> TEXTE CITÉ
- - - -

La « grande utopie » face au « juste équilibre »
Le jour du 1er tour du scrutin présidentiel est arrivé, et beaucoup d’entre nous hésitent encore : Faut-il voter pour Emmanuel Macron ou pour Jean-Luc Mélenchon ? Ces hésitations sont saines : on voudrait sortir la France de l’impasse économique avec un projet humaniste, mais les ambitions de La France Insoumise donnent le vertige ! Faute de vision claire de l’avenir, on sera peut-être tenté de faire le choix le moins risqué. Plutôt qu’à Mélenchon, l’utopiste révolutionnaire, on donnera sa voix à Emmanuel Macron, qui incarne le nouveau centre, la synthèse décomplexée des bonnes idée venues de la droite et de la gauche. Mais le vrai risque n’est peut-être pas là où on l’attend.

- - - -

> LISTE
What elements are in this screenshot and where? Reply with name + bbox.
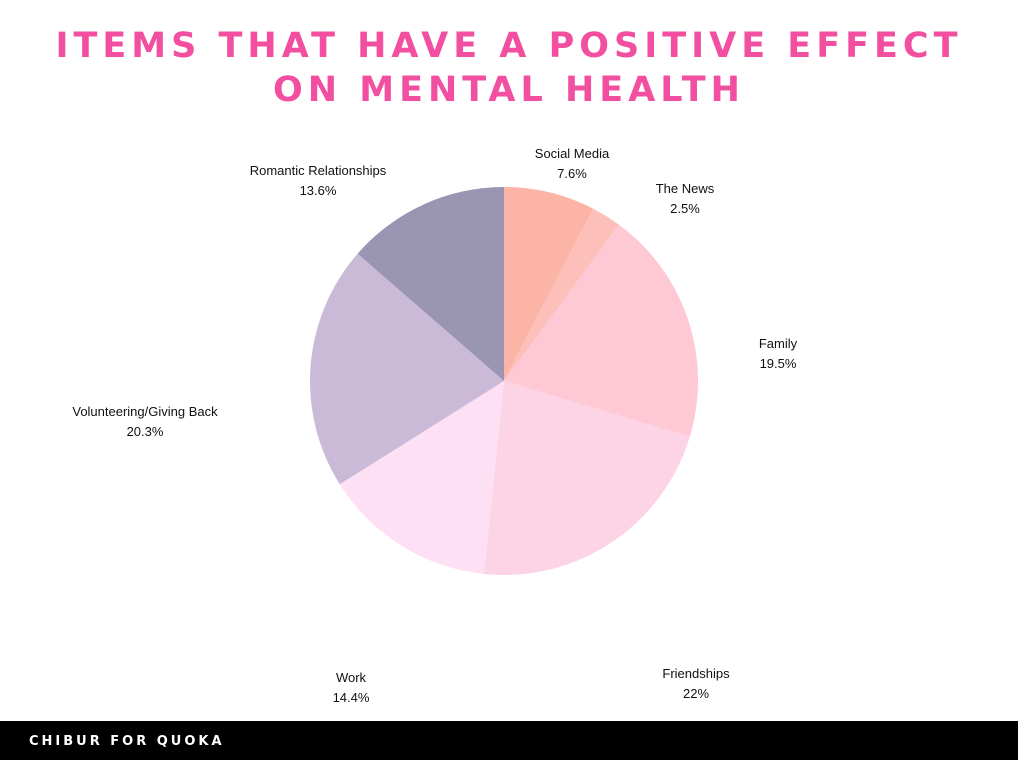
pie-slice-work: [339, 381, 504, 574]
footer-bar: CHIBUR FOR QUOKA: [0, 721, 1018, 760]
chart-title-line-2: on mental health: [273, 70, 745, 110]
footer-credit: CHIBUR FOR QUOKA: [29, 734, 225, 749]
slice-value-work: 14.4%: [333, 690, 370, 705]
chart-title-line-1: Items that have a positive effect: [55, 26, 963, 66]
slice-value-volunteering-giving-back: 20.3%: [127, 424, 164, 439]
slice-label-work: Work: [336, 670, 367, 685]
pie-slice-social-media: [504, 187, 594, 381]
slice-value-friendships: 22%: [683, 686, 709, 701]
pie-slice-romantic-relationships: [357, 187, 504, 381]
slice-value-family: 19.5%: [760, 356, 797, 371]
pie-slice-family: [504, 224, 698, 437]
pie-chart: Social Media 7.6% The News 2.5% Family 19.5% F…: [72, 146, 797, 705]
slice-value-romantic-relationships: 13.6%: [300, 183, 337, 198]
slice-label-romantic-relationships: Romantic Relationships: [250, 163, 387, 178]
slice-value-social-media: 7.6%: [557, 166, 587, 181]
chart-title: Items that have a positive effect on men…: [0, 24, 1018, 112]
slice-label-volunteering-giving-back: Volunteering/Giving Back: [72, 404, 218, 419]
slice-label-friendships: Friendships: [662, 666, 730, 681]
slice-label-the-news: The News: [656, 181, 715, 196]
pie-slices: [310, 187, 698, 575]
pie-slice-volunteering-giving-back: [310, 253, 504, 485]
slice-label-social-media: Social Media: [535, 146, 610, 161]
slice-value-the-news: 2.5%: [670, 201, 700, 216]
pie-slice-friendships: [483, 381, 690, 575]
slice-label-family: Family: [759, 336, 798, 351]
pie-slice-the-news: [504, 208, 620, 381]
pie-labels: Social Media 7.6% The News 2.5% Family 19.5% F…: [72, 146, 797, 705]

- - - -

> ÉNONCÉ 1
Répondez brièvement à ces questions sur le texte consacré au scrutin présidentiel.
(a) Entre quels deux candidats beaucoup d'électeurs hésitent-ils encore ?
(b) Comment le texte qualifie-t-il Mélenchon ?
(c) Qu'incarne Emmanuel Macron selon le texte ?
> ÉNONCÉ 2
Poursuivez le texte sur le scrutin présidentiel en reprenant juste après sa dernière phrase.

> RÉPONSE 1
(a) Entre Emmanuel Macron et Jean-Luc Mélenchon.
(b) D'utopiste révolutionnaire.
(c) Le nouveau centre, la synthèse décomplexée des bonnes idées venues de la droite et de la gauche.

> RÉPONSE 2
Choisir entre 2 candidats progressistes
Au risque de grossir un peu le trait, on peut replacer les 4 principaux candidats – j’ai nommé Jean-Luc Mélenchon, Emmanuel Macron, François Fillon et Marine Le Pen - sur un cadrant composé de 2 axes : l’axe sociétal, qui oppose les progressistes aux conservateurs ; l’axe économique, qui oppose les libéraux aux protectionnistes. Passons sur les conservateurs - qu’ils soient de droite ou d’extrême droite, les tenants du repli identitaire savent déjà pour qui ils iront voter – et intéressons-nous au 2 candidats progressistes.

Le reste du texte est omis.